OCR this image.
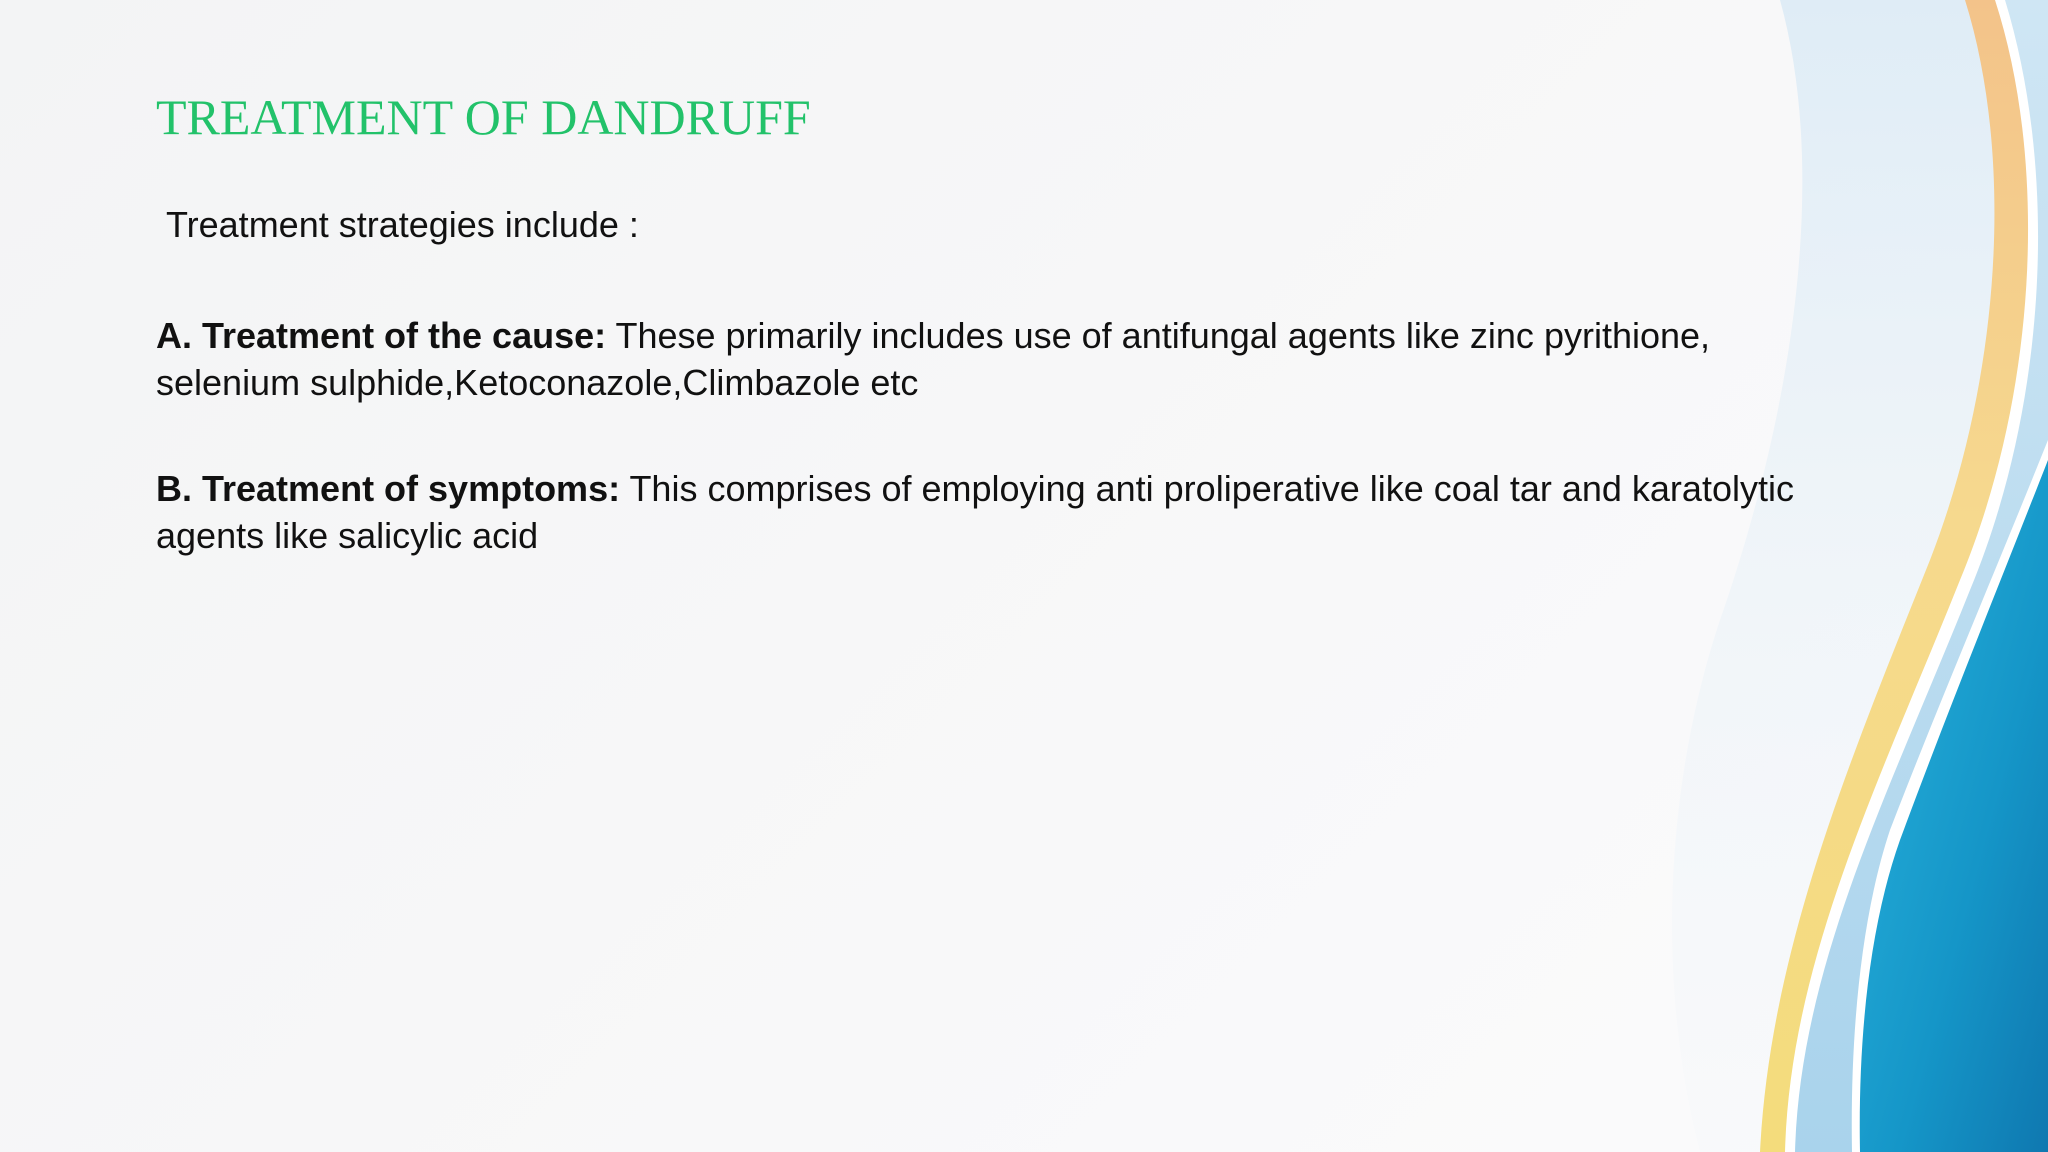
TREATMENT OF DANDRUFF

Treatment strategies include :

A. Treatment of the cause: These primarily includes use of antifungal agents like zinc pyrithione, selenium sulphide,Ketoconazole,Climbazole etc

B. Treatment of symptoms: This comprises of employing anti proliperative like coal tar and karatolytic agents like salicylic acid
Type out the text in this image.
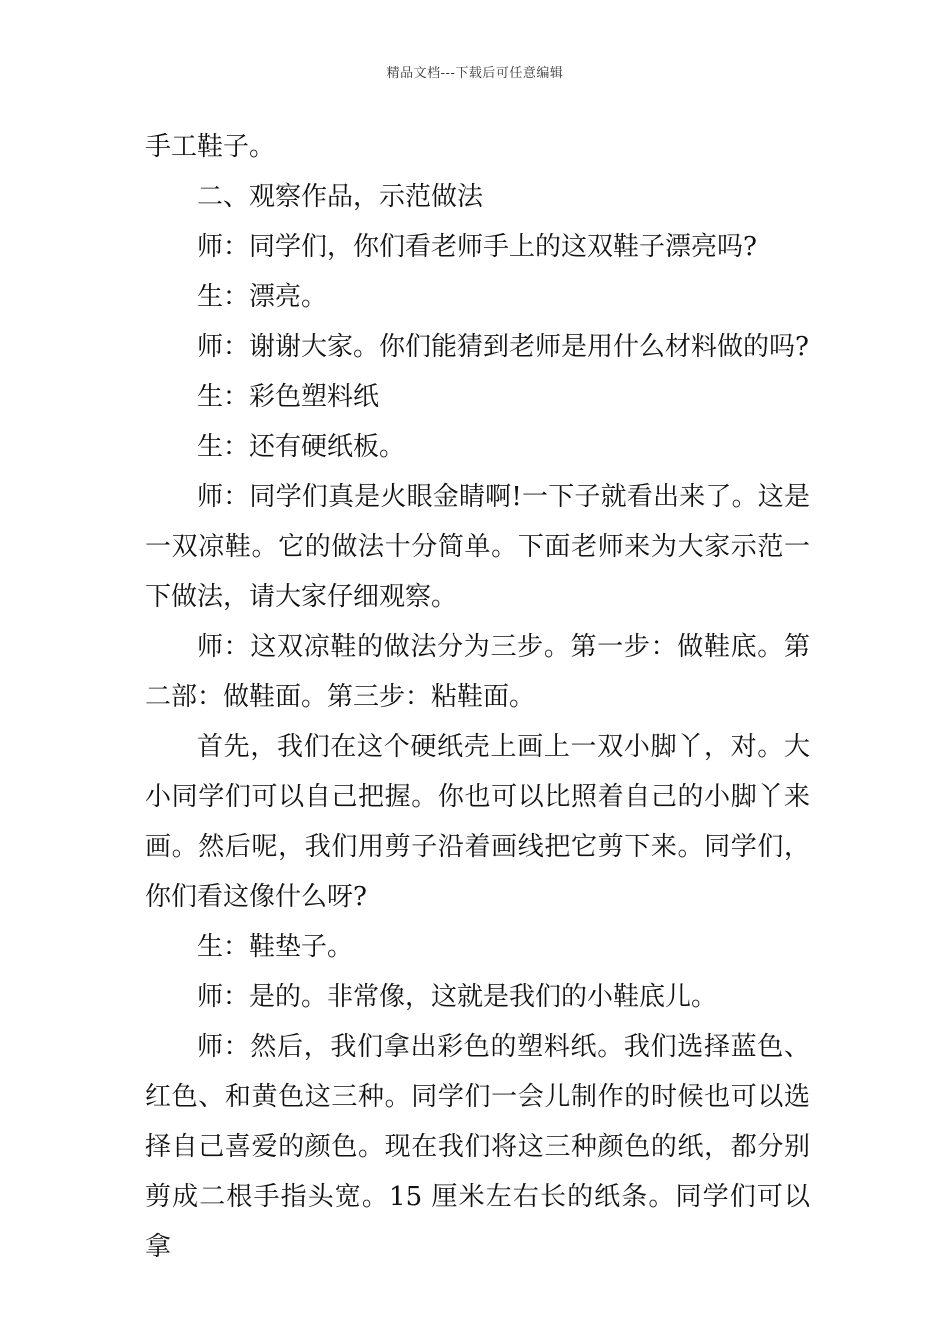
精品文档---下载后可任意编辑

手工鞋子。

二、观察作品，示范做法

师：同学们，你们看老师手上的这双鞋子漂亮吗?

生：漂亮。

师：谢谢大家。你们能猜到老师是用什么材料做的吗?

生：彩色塑料纸

生：还有硬纸板。

师：同学们真是火眼金睛啊!一下子就看出来了。这是一双凉鞋。它的做法十分简单。下面老师来为大家示范一下做法，请大家仔细观察。

师：这双凉鞋的做法分为三步。第一步：做鞋底。第二部：做鞋面。第三步：粘鞋面。

首先，我们在这个硬纸壳上画上一双小脚丫，对。大小同学们可以自己把握。你也可以比照着自己的小脚丫来画。然后呢，我们用剪子沿着画线把它剪下来。同学们，你们看这像什么呀?

生：鞋垫子。

师：是的。非常像，这就是我们的小鞋底儿。

师：然后，我们拿出彩色的塑料纸。我们选择蓝色、红色、和黄色这三种。同学们一会儿制作的时候也可以选择自己喜爱的颜色。现在我们将这三种颜色的纸，都分别剪成二根手指头宽。15 厘米左右长的纸条。同学们可以拿
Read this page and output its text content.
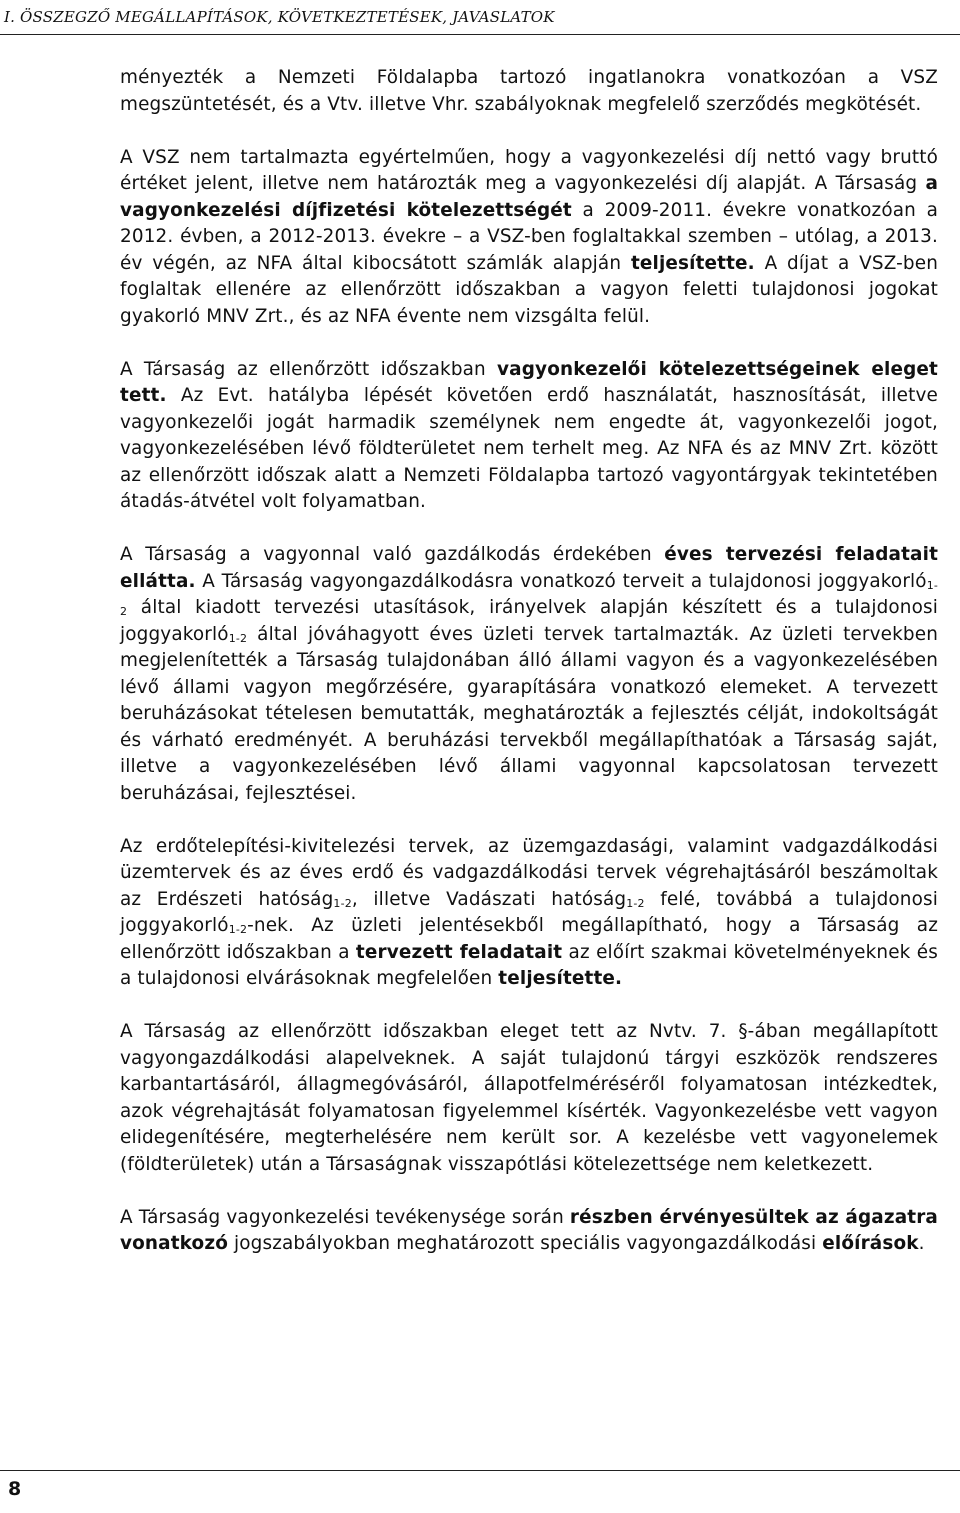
I. ÖSSZEGZŐ MEGÁLLAPÍTÁSOK, KÖVETKEZTETÉSEK, JAVASLATOK

ményezték a Nemzeti Földalapba tartozó ingatlanokra vonatkozóan a VSZ megszüntetését, és a Vtv. illetve Vhr. szabályoknak megfelelő szerződés megkötését.

A VSZ nem tartalmazta egyértelműen, hogy a vagyonkezelési díj nettó vagy bruttó értéket jelent, illetve nem határozták meg a vagyonkezelési díj alapját. A Társaság a vagyonkezelési díjfizetési kötelezettségét a 2009-2011. évekre vonatkozóan a 2012. évben, a 2012-2013. évekre – a VSZ-ben foglaltakkal szemben – utólag, a 2013. év végén, az NFA által kibocsátott számlák alapján teljesítette. A díjat a VSZ-ben foglaltak ellenére az ellenőrzött időszakban a vagyon feletti tulajdonosi jogokat gyakorló MNV Zrt., és az NFA évente nem vizsgálta felül.

A Társaság az ellenőrzött időszakban vagyonkezelői kötelezettségeinek eleget tett. Az Evt. hatályba lépését követően erdő használatát, hasznosítását, illetve vagyonkezelői jogát harmadik személynek nem engedte át, vagyonkezelői jogot, vagyonkezelésében lévő földterületet nem terhelt meg. Az NFA és az MNV Zrt. között az ellenőrzött időszak alatt a Nemzeti Földalapba tartozó vagyontárgyak tekintetében átadás-átvétel volt folyamatban.

A Társaság a vagyonnal való gazdálkodás érdekében éves tervezési feladatait ellátta. A Társaság vagyongazdálkodásra vonatkozó terveit a tulajdonosi joggyakorló$_{1-2}$ által kiadott tervezési utasítások, irányelvek alapján készített és a tulajdonosi joggyakorló$_{1-2}$ által jóváhagyott éves üzleti tervek tartalmazták. Az üzleti tervekben megjelenítették a Társaság tulajdonában álló állami vagyon és a vagyonkezelésében lévő állami vagyon megőrzésére, gyarapítására vonatkozó elemeket. A tervezett beruházásokat tételesen bemutatták, meghatározták a fejlesztés célját, indokoltságát és várható eredményét. A beruházási tervekből megállapíthatóak a Társaság saját, illetve a vagyonkezelésében lévő állami vagyonnal kapcsolatosan tervezett beruházásai, fejlesztései.

Az erdőtelepítési-kivitelezési tervek, az üzemgazdasági, valamint vadgazdálkodási üzemtervek és az éves erdő és vadgazdálkodási tervek végrehajtásáról beszámoltak az Erdészeti hatóság$_{1-2}$, illetve Vadászati hatóság$_{1-2}$ felé, továbbá a tulajdonosi joggyakorló$_{1-2}$-nek. Az üzleti jelentésekből megállapítható, hogy a Társaság az ellenőrzött időszakban a tervezett feladatait az előírt szakmai követelményeknek és a tulajdonosi elvárásoknak megfelelően teljesítette.

A Társaság az ellenőrzött időszakban eleget tett az Nvtv. 7. §-ában megállapított vagyongazdálkodási alapelveknek. A saját tulajdonú tárgyi eszközök rendszeres karbantartásáról, állagmegóvásáról, állapotfelméréséről folyamatosan intézkedtek, azok végrehajtását folyamatosan figyelemmel kísérték. Vagyonkezelésbe vett vagyon elidegenítésére, megterhelésére nem került sor. A kezelésbe vett vagyonelemek (földterületek) után a Társaságnak visszapótlási kötelezettsége nem keletkezett.

A Társaság vagyonkezelési tevékenysége során részben érvényesültek az ágazatra vonatkozó jogszabályokban meghatározott speciális vagyongazdálkodási előírások.

8
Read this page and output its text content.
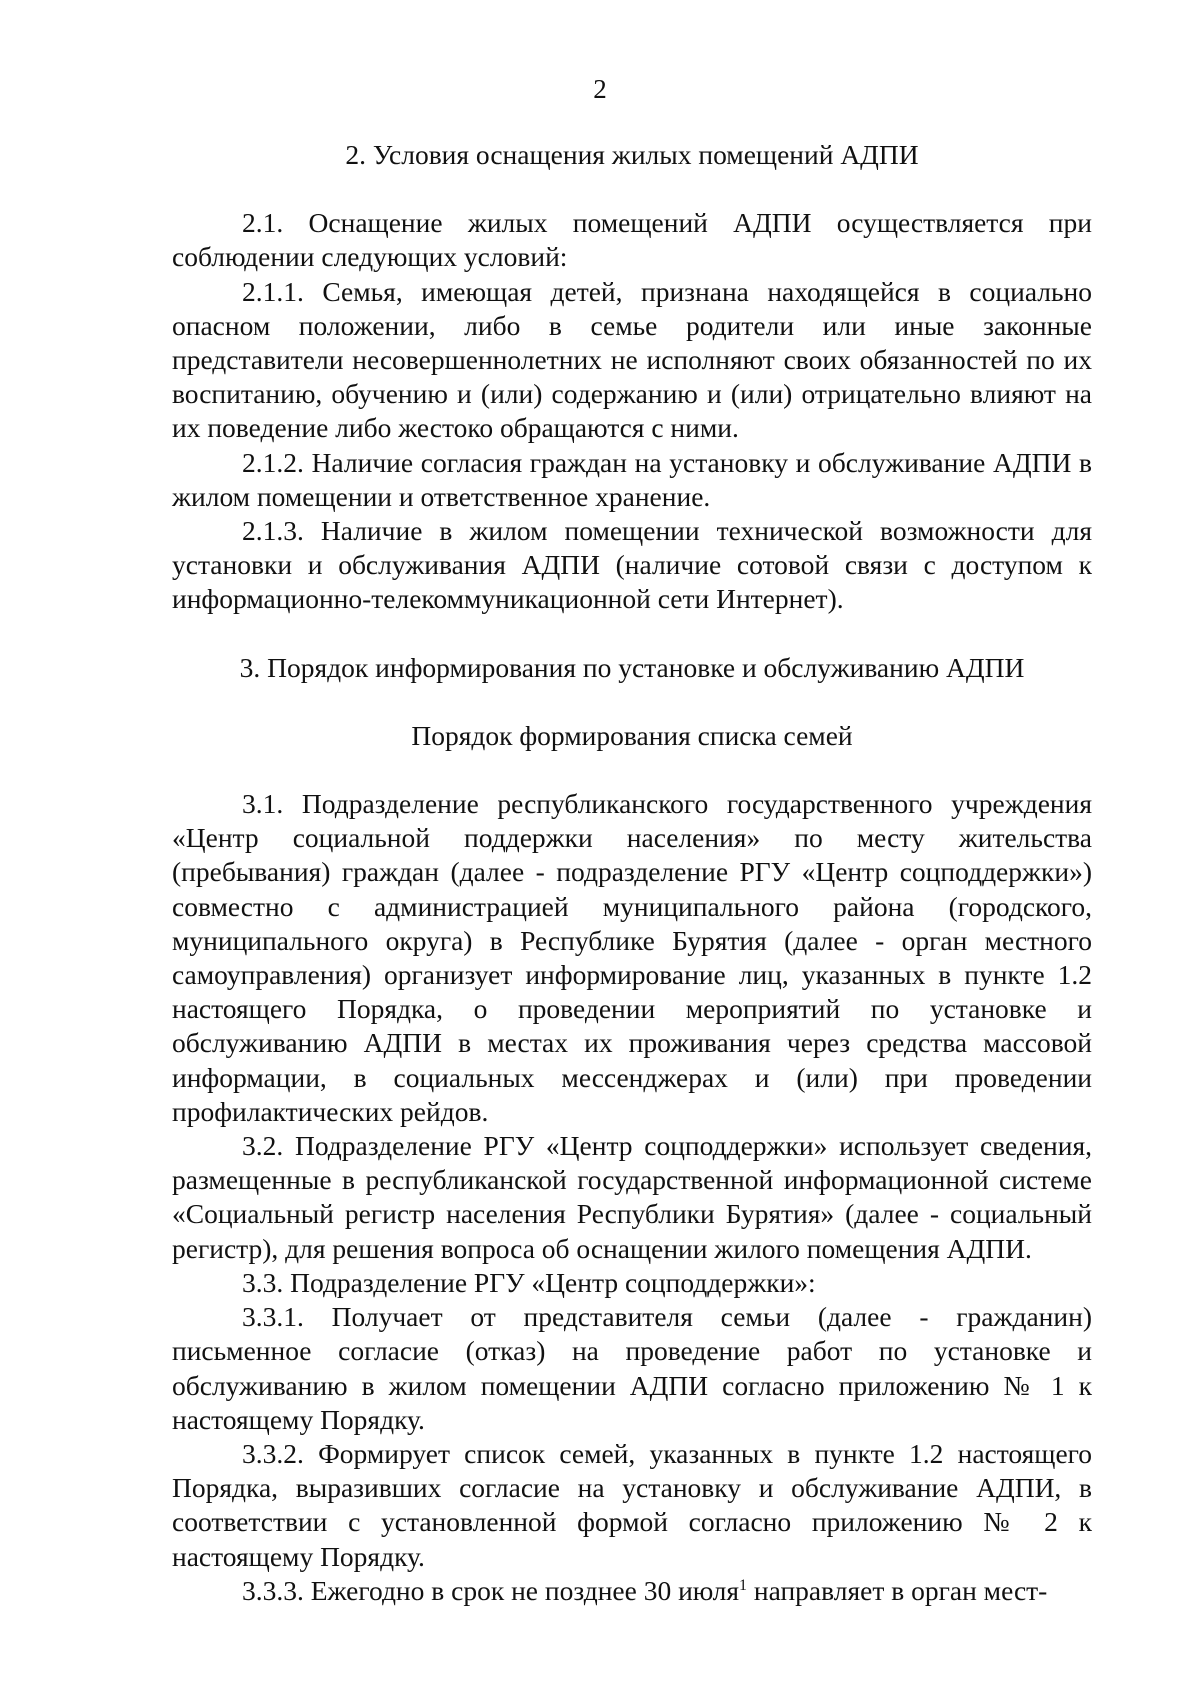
2
2. Условия оснащения жилых помещений АДПИ

2.1. Оснащение жилых помещений АДПИ осуществляется при соблюдении следующих условий:

2.1.1. Семья, имеющая детей, признана находящейся в социально опасном положении, либо в семье родители или иные законные представители несовершеннолетних не исполняют своих обязанностей по их воспитанию, обучению и (или) содержанию и (или) отрицательно влияют на их поведение либо жестоко обращаются с ними.

2.1.2. Наличие согласия граждан на установку и обслуживание АДПИ в жилом помещении и ответственное хранение.

2.1.3. Наличие в жилом помещении технической возможности для установки и обслуживания АДПИ (наличие сотовой связи с доступом к информационно-телекоммуникационной сети Интернет).

3. Порядок информирования по установке и обслуживанию АДПИ
Порядок формирования списка семей

3.1. Подразделение республиканского государственного учреждения «Центр социальной поддержки населения» по месту жительства (пребывания) граждан (далее - подразделение РГУ «Центр соцподдержки») совместно с администрацией муниципального района (городского, муниципального округа) в Республике Бурятия (далее - орган местного самоуправления) организует информирование лиц, указанных в пункте 1.2 настоящего Порядка, о проведении мероприятий по установке и обслуживанию АДПИ в местах их проживания через средства массовой информации, в социальных мессенджерах и (или) при проведении профилактических рейдов.

3.2. Подразделение РГУ «Центр соцподдержки» использует сведения, размещенные в республиканской государственной информационной системе «Социальный регистр населения Республики Бурятия» (далее - социальный регистр), для решения вопроса об оснащении жилого помещения АДПИ.

3.3. Подразделение РГУ «Центр соцподдержки»:

3.3.1. Получает от представителя семьи (далее - гражданин) письменное согласие (отказ) на проведение работ по установке и обслуживанию в жилом помещении АДПИ согласно приложению № 1 к настоящему Порядку.

3.3.2. Формирует список семей, указанных в пункте 1.2 настоящего Порядка, выразивших согласие на установку и обслуживание АДПИ, в соответствии с установленной формой согласно приложению № 2 к настоящему Порядку.

3.3.3. Ежегодно в срок не позднее 30 июля$^1$ направляет в орган мест-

» Exercise:
Pick out all lines containing the string "tervek".

» Answer below:
A Társaság a vagyonnal való gazdálkodás érdekében éves tervezési feladatait ellátta. A Társaság vagyongazdálkodásra vonatkozó terveit a tulajdonosi joggyakorló$_{1-2}$ által kiadott tervezési utasítások, irányelvek alapján készített és a tulajdonosi joggyakorló$_{1-2}$ által jóváhagyott éves üzleti tervek tartalmazták. Az üzleti tervekben megjelenítették a Társaság tulajdonában álló állami vagyon és a vagyonkezelésében lévő állami vagyon megőrzésére, gyarapítására vonatkozó elemeket. A tervezett beruházásokat tételesen bemutatták, meghatározták a fejlesztés célját, indokoltságát és várható eredményét. A beruházási tervekből megállapíthatóak a Társaság saját, illetve a vagyonkezelésében lévő állami vagyonnal kapcsolatosan tervezett beruházásai, fejlesztései.
Az erdőtelepítési-kivitelezési tervek, az üzemgazdasági, valamint vadgazdálkodási üzemtervek és az éves erdő és vadgazdálkodási tervek végrehajtásáról beszámoltak az Erdészeti hatóság$_{1-2}$, illetve Vadászati hatóság$_{1-2}$ felé, továbbá a tulajdonosi joggyakorló$_{1-2}$-nek. Az üzleti jelentésekből megállapítható, hogy a Társaság az ellenőrzött időszakban a tervezett feladatait az előírt szakmai követelményeknek és a tulajdonosi elvárásoknak megfelelően teljesítette.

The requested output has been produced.